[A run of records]
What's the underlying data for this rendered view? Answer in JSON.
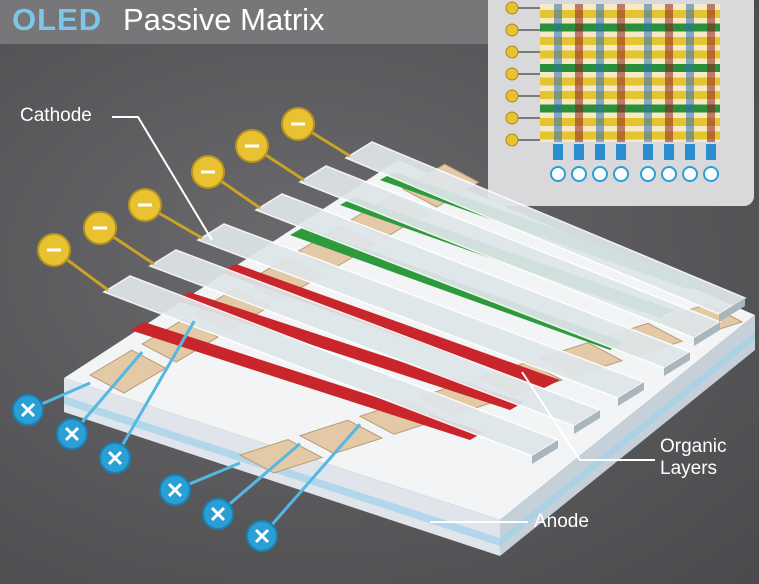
{
  "title": {
    "prefix": "OLED",
    "rest": "Passive Matrix"
  },
  "labels": {
    "cathode": "Cathode",
    "organic_line1": "Organic",
    "organic_line2": "Layers",
    "anode": "Anode"
  },
  "colors": {
    "background": "#5b5b5d",
    "header": "#777779",
    "title_accent": "#7cc7e8",
    "cathode_strip": "#dfe6ea",
    "red_layer": "#c8262b",
    "green_layer": "#2e9a3c",
    "anode_pad": "#e3c9a6",
    "substrate": "#f2f4f6",
    "negative_terminal": "#e8c230",
    "positive_terminal": "#2a9fd6"
  },
  "icons": {
    "negative": "minus-terminal-icon",
    "positive": "plus-terminal-icon"
  }
}
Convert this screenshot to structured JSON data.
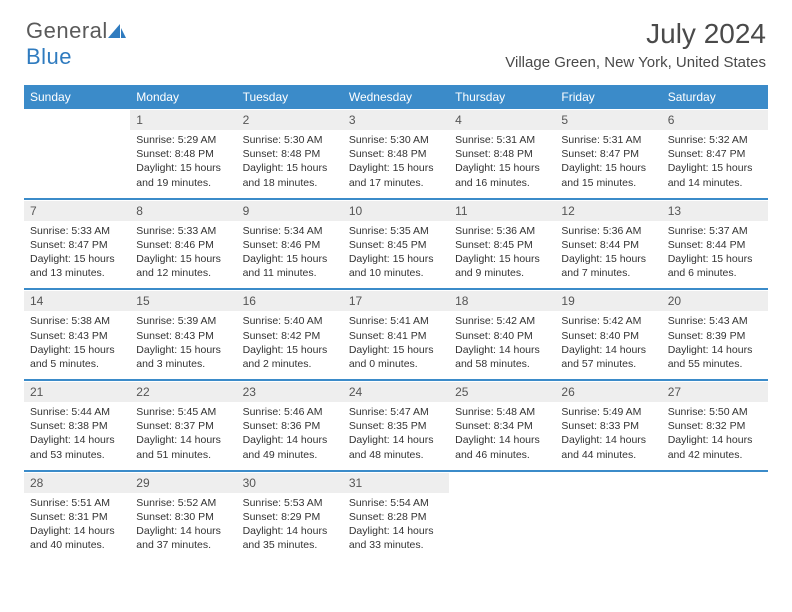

- INSTRUCTIONS TO FOLLOW
Repeat the preceding records precisely, and leave every picture out of the copy.

- COMPLETE RESPONSE
What's the underlying data for this rendered view? Answer in JSON.
{
  "title": {
    "prefix": "OLED",
    "rest": "Passive Matrix"
  },
  "labels": {
    "cathode": "Cathode",
    "organic_line1": "Organic",
    "organic_line2": "Layers",
    "anode": "Anode"
  },
  "colors": {
    "background": "#5b5b5d",
    "header": "#777779",
    "title_accent": "#7cc7e8",
    "cathode_strip": "#dfe6ea",
    "red_layer": "#c8262b",
    "green_layer": "#2e9a3c",
    "anode_pad": "#e3c9a6",
    "substrate": "#f2f4f6",
    "negative_terminal": "#e8c230",
    "positive_terminal": "#2a9fd6"
  },
  "icons": {
    "negative": "minus-terminal-icon",
    "positive": "plus-terminal-icon"
  }
}
Convert this screenshot to structured JSON data.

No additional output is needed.